■ DATA IN THIS EXERCISE
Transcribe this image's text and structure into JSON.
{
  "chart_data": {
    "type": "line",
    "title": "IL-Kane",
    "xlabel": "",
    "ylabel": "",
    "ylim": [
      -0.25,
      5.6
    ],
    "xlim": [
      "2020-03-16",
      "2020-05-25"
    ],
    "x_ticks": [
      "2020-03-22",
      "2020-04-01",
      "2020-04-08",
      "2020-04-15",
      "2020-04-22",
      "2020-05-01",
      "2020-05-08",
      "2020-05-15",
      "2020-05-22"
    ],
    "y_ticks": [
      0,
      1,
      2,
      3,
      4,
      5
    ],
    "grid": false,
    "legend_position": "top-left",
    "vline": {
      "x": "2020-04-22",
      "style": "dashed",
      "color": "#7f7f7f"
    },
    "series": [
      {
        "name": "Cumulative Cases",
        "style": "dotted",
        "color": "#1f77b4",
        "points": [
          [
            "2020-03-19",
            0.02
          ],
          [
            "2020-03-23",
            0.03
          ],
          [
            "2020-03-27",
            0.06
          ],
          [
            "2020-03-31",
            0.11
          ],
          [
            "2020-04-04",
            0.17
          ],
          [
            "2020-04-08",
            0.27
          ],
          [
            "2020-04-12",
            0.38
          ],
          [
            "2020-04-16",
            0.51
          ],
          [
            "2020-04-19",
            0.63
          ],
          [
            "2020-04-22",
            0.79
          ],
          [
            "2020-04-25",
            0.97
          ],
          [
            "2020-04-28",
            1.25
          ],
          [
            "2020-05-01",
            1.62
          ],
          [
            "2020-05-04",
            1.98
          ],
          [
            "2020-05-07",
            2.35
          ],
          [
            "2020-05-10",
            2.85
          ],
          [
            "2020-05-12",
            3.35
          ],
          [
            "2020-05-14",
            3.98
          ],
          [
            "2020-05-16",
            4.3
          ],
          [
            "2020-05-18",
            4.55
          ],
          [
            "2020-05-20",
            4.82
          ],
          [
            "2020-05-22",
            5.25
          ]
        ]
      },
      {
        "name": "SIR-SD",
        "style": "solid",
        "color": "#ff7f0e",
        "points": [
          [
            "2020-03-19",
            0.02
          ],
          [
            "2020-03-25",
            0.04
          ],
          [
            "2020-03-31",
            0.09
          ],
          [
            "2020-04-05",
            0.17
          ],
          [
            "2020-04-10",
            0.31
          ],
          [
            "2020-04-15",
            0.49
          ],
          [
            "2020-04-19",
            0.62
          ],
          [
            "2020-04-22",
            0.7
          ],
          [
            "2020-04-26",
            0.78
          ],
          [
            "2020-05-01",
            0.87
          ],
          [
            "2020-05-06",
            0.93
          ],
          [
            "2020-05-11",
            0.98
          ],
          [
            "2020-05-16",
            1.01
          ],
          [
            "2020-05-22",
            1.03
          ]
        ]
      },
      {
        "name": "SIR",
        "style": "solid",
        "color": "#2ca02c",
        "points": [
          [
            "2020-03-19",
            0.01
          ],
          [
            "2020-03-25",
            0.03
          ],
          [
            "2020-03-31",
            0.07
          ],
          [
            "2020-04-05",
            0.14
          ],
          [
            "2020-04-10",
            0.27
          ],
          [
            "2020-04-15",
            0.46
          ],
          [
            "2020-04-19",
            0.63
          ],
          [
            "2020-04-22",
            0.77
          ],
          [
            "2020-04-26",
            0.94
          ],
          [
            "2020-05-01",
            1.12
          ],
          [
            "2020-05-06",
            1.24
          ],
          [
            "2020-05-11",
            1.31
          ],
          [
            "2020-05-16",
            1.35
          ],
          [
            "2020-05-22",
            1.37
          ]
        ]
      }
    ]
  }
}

■ SET EXERCISE
Select from the material above each line in which the string "name" appears, and list those lines.

■ RESULT OF THIS EXERCISE
        "name": "Cumulative Cases",
        "name": "SIR-SD",
        "name": "SIR",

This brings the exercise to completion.